>> Start

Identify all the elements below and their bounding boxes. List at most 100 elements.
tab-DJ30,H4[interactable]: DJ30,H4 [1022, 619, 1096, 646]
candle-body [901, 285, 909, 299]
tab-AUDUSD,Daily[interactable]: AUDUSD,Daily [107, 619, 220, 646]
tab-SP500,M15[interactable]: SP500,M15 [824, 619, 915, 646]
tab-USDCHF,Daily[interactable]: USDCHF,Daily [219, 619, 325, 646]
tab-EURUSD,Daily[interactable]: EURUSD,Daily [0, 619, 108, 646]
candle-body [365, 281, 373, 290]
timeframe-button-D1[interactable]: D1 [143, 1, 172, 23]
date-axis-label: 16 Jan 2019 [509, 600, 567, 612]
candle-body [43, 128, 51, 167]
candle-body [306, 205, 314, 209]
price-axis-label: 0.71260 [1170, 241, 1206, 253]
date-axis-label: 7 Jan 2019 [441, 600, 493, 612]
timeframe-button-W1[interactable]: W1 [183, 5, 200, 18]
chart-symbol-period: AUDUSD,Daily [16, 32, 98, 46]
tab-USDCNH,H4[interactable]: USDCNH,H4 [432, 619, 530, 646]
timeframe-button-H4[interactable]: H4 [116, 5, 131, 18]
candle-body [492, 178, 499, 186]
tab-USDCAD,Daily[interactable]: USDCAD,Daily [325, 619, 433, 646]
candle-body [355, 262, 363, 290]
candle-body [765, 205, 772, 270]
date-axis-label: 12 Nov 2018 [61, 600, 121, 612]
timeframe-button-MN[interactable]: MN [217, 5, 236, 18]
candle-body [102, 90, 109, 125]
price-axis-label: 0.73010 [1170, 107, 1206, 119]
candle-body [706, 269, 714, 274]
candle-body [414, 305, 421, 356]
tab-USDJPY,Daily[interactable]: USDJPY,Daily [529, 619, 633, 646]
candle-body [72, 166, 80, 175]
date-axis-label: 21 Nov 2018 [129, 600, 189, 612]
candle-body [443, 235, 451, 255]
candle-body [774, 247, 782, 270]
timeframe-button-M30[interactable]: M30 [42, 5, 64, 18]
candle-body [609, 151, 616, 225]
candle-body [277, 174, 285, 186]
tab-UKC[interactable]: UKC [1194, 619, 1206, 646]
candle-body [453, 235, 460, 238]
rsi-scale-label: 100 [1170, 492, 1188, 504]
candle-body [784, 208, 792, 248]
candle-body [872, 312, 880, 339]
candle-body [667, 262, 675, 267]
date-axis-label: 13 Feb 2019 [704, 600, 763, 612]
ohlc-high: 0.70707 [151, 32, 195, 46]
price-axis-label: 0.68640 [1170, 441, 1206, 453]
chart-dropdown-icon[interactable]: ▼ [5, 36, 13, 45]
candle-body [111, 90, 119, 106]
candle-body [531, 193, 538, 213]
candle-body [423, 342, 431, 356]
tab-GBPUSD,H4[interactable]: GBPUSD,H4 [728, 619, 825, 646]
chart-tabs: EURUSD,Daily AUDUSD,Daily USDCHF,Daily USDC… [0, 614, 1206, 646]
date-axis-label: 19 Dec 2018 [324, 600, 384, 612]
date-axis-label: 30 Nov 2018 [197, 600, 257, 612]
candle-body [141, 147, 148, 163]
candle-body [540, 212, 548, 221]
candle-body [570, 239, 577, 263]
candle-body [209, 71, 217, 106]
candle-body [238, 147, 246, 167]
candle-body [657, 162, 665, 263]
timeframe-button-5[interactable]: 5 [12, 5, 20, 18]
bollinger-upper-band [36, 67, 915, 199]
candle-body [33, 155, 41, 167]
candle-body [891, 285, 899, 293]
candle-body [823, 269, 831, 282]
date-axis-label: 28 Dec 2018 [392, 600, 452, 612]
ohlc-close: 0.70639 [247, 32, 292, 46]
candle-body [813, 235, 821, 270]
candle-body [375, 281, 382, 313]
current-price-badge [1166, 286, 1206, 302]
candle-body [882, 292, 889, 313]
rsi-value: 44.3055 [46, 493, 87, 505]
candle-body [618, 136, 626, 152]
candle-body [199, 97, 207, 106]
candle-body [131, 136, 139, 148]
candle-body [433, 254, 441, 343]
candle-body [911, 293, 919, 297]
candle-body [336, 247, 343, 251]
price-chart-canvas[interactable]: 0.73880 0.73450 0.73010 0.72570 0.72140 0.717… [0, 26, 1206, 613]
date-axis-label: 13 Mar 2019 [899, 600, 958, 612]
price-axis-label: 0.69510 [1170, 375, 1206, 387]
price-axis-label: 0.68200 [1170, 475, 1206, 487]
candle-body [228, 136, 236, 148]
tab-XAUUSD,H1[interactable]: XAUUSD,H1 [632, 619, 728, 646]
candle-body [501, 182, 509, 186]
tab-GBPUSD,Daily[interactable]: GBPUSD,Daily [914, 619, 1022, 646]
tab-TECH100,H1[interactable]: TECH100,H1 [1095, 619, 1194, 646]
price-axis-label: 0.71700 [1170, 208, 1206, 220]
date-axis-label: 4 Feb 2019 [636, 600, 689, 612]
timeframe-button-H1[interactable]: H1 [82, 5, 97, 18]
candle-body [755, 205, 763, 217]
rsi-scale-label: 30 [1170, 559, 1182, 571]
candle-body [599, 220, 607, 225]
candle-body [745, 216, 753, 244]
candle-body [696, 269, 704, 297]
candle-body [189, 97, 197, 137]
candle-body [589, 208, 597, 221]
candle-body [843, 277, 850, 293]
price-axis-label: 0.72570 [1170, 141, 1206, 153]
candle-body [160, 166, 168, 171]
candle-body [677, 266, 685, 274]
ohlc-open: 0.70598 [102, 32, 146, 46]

>> End

> **Task to carry out**
Please put each line of the material above into a JSON list of strings, one string per line, leaving out blank lines.

> **Final answer**
[
  "Identify all the elements below and their bounding boxes. List at most 100 elements.",
  "tab-DJ30,H4[interactable]: DJ30,H4 [1022, 619, 1096, 646]",
  "candle-body [901, 285, 909, 299]",
  "tab-AUDUSD,Daily[interactable]: AUDUSD,Daily [107, 619, 220, 646]",
  "tab-SP500,M15[interactable]: SP500,M15 [824, 619, 915, 646]",
  "tab-USDCHF,Daily[interactable]: USDCHF,Daily [219, 619, 325, 646]",
  "tab-EURUSD,Daily[interactable]: EURUSD,Daily [0, 619, 108, 646]",
  "candle-body [365, 281, 373, 290]",
  "timeframe-button-D1[interactable]: D1 [143, 1, 172, 23]",
  "date-axis-label: 16 Jan 2019 [509, 600, 567, 612]",
  "candle-body [43, 128, 51, 167]",
  "candle-body [306, 205, 314, 209]",
  "price-axis-label: 0.71260 [1170, 241, 1206, 253]",
  "date-axis-label: 7 Jan 2019 [441, 600, 493, 612]",
  "timeframe-button-W1[interactable]: W1 [183, 5, 200, 18]",
  "chart-symbol-period: AUDUSD,Daily [16, 32, 98, 46]",
  "tab-USDCNH,H4[interactable]: USDCNH,H4 [432, 619, 530, 646]",
  "timeframe-button-H4[interactable]: H4 [116, 5, 131, 18]",
  "candle-body [492, 178, 499, 186]",
  "tab-USDCAD,Daily[interactable]: USDCAD,Daily [325, 619, 433, 646]",
  "candle-body [355, 262, 363, 290]",
  "candle-body [765, 205, 772, 270]",
  "date-axis-label: 12 Nov 2018 [61, 600, 121, 612]",
  "timeframe-button-MN[interactable]: MN [217, 5, 236, 18]",
  "candle-body [102, 90, 109, 125]",
  "price-axis-label: 0.73010 [1170, 107, 1206, 119]",
  "candle-body [706, 269, 714, 274]",
  "candle-body [414, 305, 421, 356]",
  "tab-USDJPY,Daily[interactable]: USDJPY,Daily [529, 619, 633, 646]",
  "candle-body [72, 166, 80, 175]",
  "date-axis-label: 21 Nov 2018 [129, 600, 189, 612]",
  "candle-body [443, 235, 451, 255]",
  "candle-body [774, 247, 782, 270]",
  "timeframe-button-M30[interactable]: M30 [42, 5, 64, 18]",
  "candle-body [609, 151, 616, 225]",
  "candle-body [277, 174, 285, 186]",
  "tab-UKC[interactable]: UKC [1194, 619, 1206, 646]",
  "candle-body [453, 235, 460, 238]",
  "rsi-scale-label: 100 [1170, 492, 1188, 504]",
  "candle-body [784, 208, 792, 248]",
  "candle-body [872, 312, 880, 339]",
  "candle-body [667, 262, 675, 267]",
  "date-axis-label: 13 Feb 2019 [704, 600, 763, 612]",
  "ohlc-high: 0.70707 [151, 32, 195, 46]",
  "price-axis-label: 0.68640 [1170, 441, 1206, 453]",
  "chart-dropdown-icon[interactable]: ▼ [5, 36, 13, 45]",
  "candle-body [111, 90, 119, 106]",
  "candle-body [531, 193, 538, 213]",
  "candle-body [423, 342, 431, 356]",
  "tab-GBPUSD,H4[interactable]: GBPUSD,H4 [728, 619, 825, 646]",
  "chart-tabs: EURUSD,Daily AUDUSD,Daily USDCHF,Daily USDC… [0, 614, 1206, 646]",
  "date-axis-label: 19 Dec 2018 [324, 600, 384, 612]",
  "date-axis-label: 30 Nov 2018 [197, 600, 257, 612]",
  "candle-body [141, 147, 148, 163]",
  "candle-body [540, 212, 548, 221]",
  "candle-body [570, 239, 577, 263]",
  "candle-body [209, 71, 217, 106]",
  "candle-body [238, 147, 246, 167]",
  "candle-body [657, 162, 665, 263]",
  "timeframe-button-5[interactable]: 5 [12, 5, 20, 18]",
  "bollinger-upper-band [36, 67, 915, 199]",
  "candle-body [33, 155, 41, 167]",
  "candle-body [891, 285, 899, 293]",
  "candle-body [823, 269, 831, 282]",
  "date-axis-label: 28 Dec 2018 [392, 600, 452, 612]",
  "ohlc-close: 0.70639 [247, 32, 292, 46]",
  "candle-body [813, 235, 821, 270]",
  "candle-body [375, 281, 382, 313]",
  "current-price-badge [1166, 286, 1206, 302]",
  "candle-body [882, 292, 889, 313]",
  "rsi-value: 44.3055 [46, 493, 87, 505]",
  "candle-body [618, 136, 626, 152]",
  "candle-body [199, 97, 207, 106]",
  "candle-body [131, 136, 139, 148]",
  "candle-body [433, 254, 441, 343]",
  "candle-body [911, 293, 919, 297]",
  "candle-body [336, 247, 343, 251]",
  "price-chart-canvas[interactable]: 0.73880 0.73450 0.73010 0.72570 0.72140 0.717… [0, 26, 1206, 613]",
  "date-axis-label: 13 Mar 2019 [899, 600, 958, 612]",
  "price-axis-label: 0.69510 [1170, 375, 1206, 387]",
  "price-axis-label: 0.68200 [1170, 475, 1206, 487]",
  "candle-body [228, 136, 236, 148]",
  "tab-XAUUSD,H1[interactable]: XAUUSD,H1 [632, 619, 728, 646]",
  "candle-body [501, 182, 509, 186]",
  "tab-GBPUSD,Daily[interactable]: GBPUSD,Daily [914, 619, 1022, 646]",
  "tab-TECH100,H1[interactable]: TECH100,H1 [1095, 619, 1194, 646]",
  "price-axis-label: 0.71700 [1170, 208, 1206, 220]",
  "date-axis-label: 4 Feb 2019 [636, 600, 689, 612]",
  "timeframe-button-H1[interactable]: H1 [82, 5, 97, 18]",
  "candle-body [755, 205, 763, 217]",
  "rsi-scale-label: 30 [1170, 559, 1182, 571]",
  "candle-body [599, 220, 607, 225]",
  "candle-body [745, 216, 753, 244]",
  "candle-body [696, 269, 704, 297]",
  "candle-body [189, 97, 197, 137]",
  "candle-body [589, 208, 597, 221]",
  "candle-body [843, 277, 850, 293]",
  "price-axis-label: 0.72570 [1170, 141, 1206, 153]",
  "candle-body [160, 166, 168, 171]",
  "candle-body [677, 266, 685, 274]",
  "ohlc-open: 0.70598 [102, 32, 146, 46]"
]